TEKS HASIL EKSTRAKSI ▸
>>>

Menganalisis seni tradisional, sastra, dan musik, misalnya, dapat mengungkapkan informasi tentang nilai-nilai budaya, kepercayaan, dan kejadian sejarah, seperti yang disebutkan oleh Kroeber & Kluckhohn (1952), 'Budaya terdiri dari pola, eksplisit dan implisit, dari dan untuk perilaku yang diperoleh dan ditransmisikan oleh simbol'. Oleh karena itu, kebudayaan sudah pasti menjadi sumber data yang signifikan, tetapi apakah selama ini saat proses pengambilannya, sudah memakai teknik atau aset dalam budaya yang cenderung “feminim”?

Dunia intelijen selalu identik dengan maskulinitas, terutama kekuatan atau kejantanan. Pada budaya pop, di film-film seperti James Bond, Mission Impossible, ataupun Kingsman yang ramai dinikmati publik, kita bisa mengenal istilah agen atau mata-mata yang semua dibingkau sebagai sosok yang “macho” dengan keunggulan fisik maupun kecerdasan di atas rata-rata. Pun demikian dengan kemampuan mereka menguasai berbagai peralatan canggih yang superior.

Kendati demikian, tidak semua hal yang terkait dengan intelijen selalu diasosiasikan dengan maskulinitas. Beberapa hal dalam dunia intelijen jauh dari kata maskulinitas, tetapi vital untuk sektor intelijen. Misalnya, nuansa budaya yang memperkaya dunia intelijen serta menjadi faktor determinan yang penting dalam pengumpulan informasi di lapangan.

Joseph Nye (2011), seorang ilmuwan politik terkenal, menekankan pada pentingnya penggunaan kekuatan halus (soft power) atau kemampuan untuk mempengaruhi orang lain melalui ketertarikan daripada paksaan atau koersif yang telah menjadi semakin penting dalam praktik hubungan internasional. Kekuatan halus pun, terutama kemampuan untuk memahami dan mampraktikkan nilai-nilai budaya, menurut penulis, juga menjadi faktor penting dalam keberhasilan operasi intelijen.

Kekuatan halus melalui pemahaman kecerdasan budaya dapat dimaknai sebagai kemampuan untuk memahami dan menavigasi budaya yang berbeda secara efektif sehingga menjadi faktor integral bagi keterampilan seorang agen intelijen. Hal tersebut memungkinkan mereka untuk berbaur dengan target secara mulus (soft), membangun kepercayaan dengan sumber lokal, dan, pada akhirnya, mengumpulkan informasi yang akurat.

<<<

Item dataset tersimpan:

>>>

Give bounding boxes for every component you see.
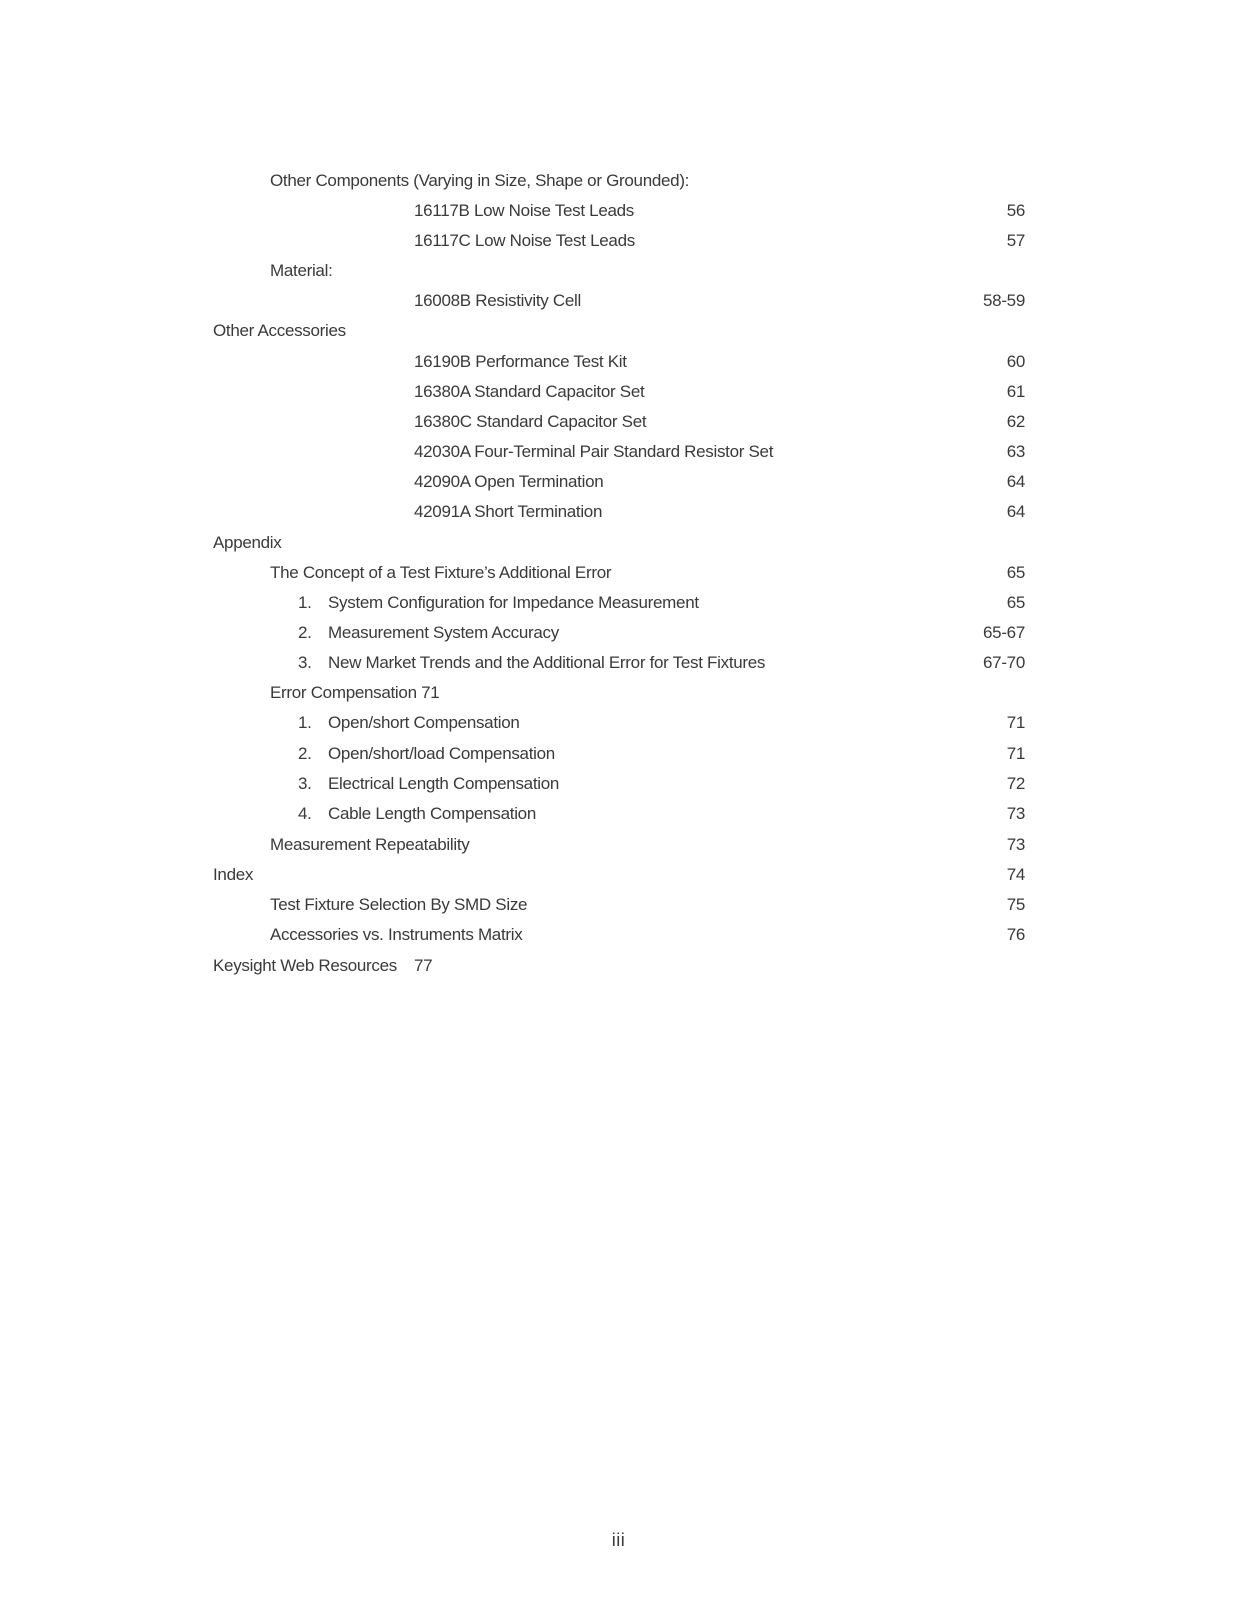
toc-entry [0, 316, 1237, 346]
toc-entry-title: System Configuration for Impedance Measurement [328, 593, 699, 612]
toc-entry-title: Keysight Web Resources [213, 956, 397, 975]
toc-entry-page: 72 [1006, 774, 1025, 793]
toc-entry [0, 678, 1237, 708]
toc-entry-title: Cable Length Compensation [328, 804, 536, 823]
toc-entry-title: 42090A Open Termination [414, 472, 604, 491]
toc-entry [0, 166, 1237, 196]
toc-entry-number: 2. [298, 744, 312, 763]
toc-entry-page: 57 [1006, 231, 1025, 250]
toc-entry-title: 16380A Standard Capacitor Set [414, 382, 645, 401]
toc-entry-title: Error Compensation 71 [270, 683, 440, 702]
toc-entry[interactable] [0, 830, 1237, 860]
toc-entry-page: 75 [1006, 895, 1025, 914]
toc-entry-title: 16190B Performance Test Kit [414, 352, 627, 371]
toc-entry-title: Index [213, 865, 254, 884]
toc-entry-title: The Concept of a Test Fixture’s Additional Error [270, 563, 612, 582]
toc-entry-title: 16117C Low Noise Test Leads [414, 231, 635, 250]
toc-entry-title: Material: [270, 261, 333, 280]
toc-entry[interactable] [0, 558, 1237, 588]
toc-entry-page: 58-59 [983, 291, 1025, 310]
toc-entry-page: 60 [1006, 352, 1025, 371]
toc-entry-title: Appendix [213, 533, 282, 552]
toc-entry-page: 64 [1006, 502, 1025, 521]
toc-entry[interactable] [0, 226, 1237, 256]
toc-entry[interactable] [0, 648, 1237, 678]
toc-entry-number: 3. [298, 774, 312, 793]
toc-entry[interactable] [0, 769, 1237, 799]
toc-entry[interactable] [0, 618, 1237, 648]
toc-entry[interactable] [0, 286, 1237, 316]
toc-entry-number: 4. [298, 804, 312, 823]
toc-entry-title: Electrical Length Compensation [328, 774, 560, 793]
toc-entry[interactable] [0, 497, 1237, 527]
toc-entry[interactable] [0, 347, 1237, 377]
toc-entry[interactable] [0, 588, 1237, 618]
toc-entry-page: 74 [1006, 865, 1025, 884]
toc-entry[interactable] [0, 920, 1237, 950]
toc-entry-number: 3. [298, 653, 312, 672]
toc-entry-page: 65-67 [983, 623, 1025, 642]
toc-entry-title: 42091A Short Termination [414, 502, 603, 521]
toc-entry-title: 16380C Standard Capacitor Set [414, 412, 647, 431]
toc-entry[interactable] [0, 437, 1237, 467]
toc-entry-title: Accessories vs. Instruments Matrix [270, 925, 523, 944]
toc-entry-title: 42030A Four-Terminal Pair Standard Resistor Set [414, 442, 774, 461]
toc-entry[interactable] [0, 467, 1237, 497]
toc-entry [0, 528, 1237, 558]
toc-entry-page: 56 [1006, 201, 1025, 220]
toc-entry-title: 16117B Low Noise Test Leads [414, 201, 634, 220]
toc-entry[interactable] [0, 890, 1237, 920]
toc-entry[interactable] [0, 860, 1237, 890]
toc-entry-number: 2. [298, 623, 312, 642]
toc-entry-number: 1. [298, 593, 312, 612]
toc-entry-page: 65 [1006, 593, 1025, 612]
toc-entry-title: Open/short/load Compensation [328, 744, 555, 763]
toc-entry-page: 64 [1006, 472, 1025, 491]
toc-entry-page: 67-70 [983, 653, 1025, 672]
toc-entry-page: 62 [1006, 412, 1025, 431]
toc-entry-title: Other Components (Varying in Size, Shape or Grounded): [270, 171, 690, 190]
toc-entry-page: 65 [1006, 563, 1025, 582]
page-number: iii [611, 1530, 626, 1550]
toc-entry[interactable] [0, 799, 1237, 829]
toc-entry-title: Other Accessories [213, 321, 346, 340]
toc-entry-page: 71 [1006, 744, 1025, 763]
toc-entry[interactable] [0, 739, 1237, 769]
toc-entry-page: 77 [414, 956, 433, 975]
toc-entry-page: 76 [1006, 925, 1025, 944]
toc-entry-title: Open/short Compensation [328, 713, 520, 732]
toc-entry-page: 73 [1006, 835, 1025, 854]
toc-entry-title: Measurement System Accuracy [328, 623, 559, 642]
toc-entry[interactable] [0, 196, 1237, 226]
toc-entry-title: Test Fixture Selection By SMD Size [270, 895, 528, 914]
toc-entry[interactable] [0, 377, 1237, 407]
toc-entry-page: 71 [1006, 713, 1025, 732]
toc-entry-title: Measurement Repeatability [270, 835, 470, 854]
toc-entry-number: 1. [298, 713, 312, 732]
toc-entry-title: New Market Trends and the Additional Error for Test Fixtures [328, 653, 766, 672]
toc-entry-page: 73 [1006, 804, 1025, 823]
toc-entry-page: 61 [1006, 382, 1025, 401]
toc-entry-title: 16008B Resistivity Cell [414, 291, 581, 310]
toc-entry[interactable] [0, 951, 1237, 981]
toc-entry[interactable] [0, 708, 1237, 738]
toc-entry[interactable] [0, 407, 1237, 437]
toc-entry [0, 256, 1237, 286]
toc-entry-page: 63 [1006, 442, 1025, 461]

<<<

SOAL LATIHAN ▸
Jawab pertanyaan berikut dengan berpedoman pada teks tentang intelijen dan budaya.
1. Film apa saja yang disebut sebagai contoh budaya pop yang menggambarkan agen atau mata-mata?
2. Menurut Joseph Nye (2011), kekuatan halus adalah kemampuan untuk memengaruhi orang lain melalui apa?
3. Tiga hal apa yang dimungkinkan oleh kecerdasan budaya bagi seorang agen intelijen?

HASIL TUGAS ▸
1. James Bond, Mission Impossible, dan Kingsman.
2. Melalui ketertarikan, bukan melalui paksaan atau koersif.
3. Berbaur dengan target secara mulus, membangun kepercayaan dengan sumber lokal, dan mengumpulkan informasi yang akurat.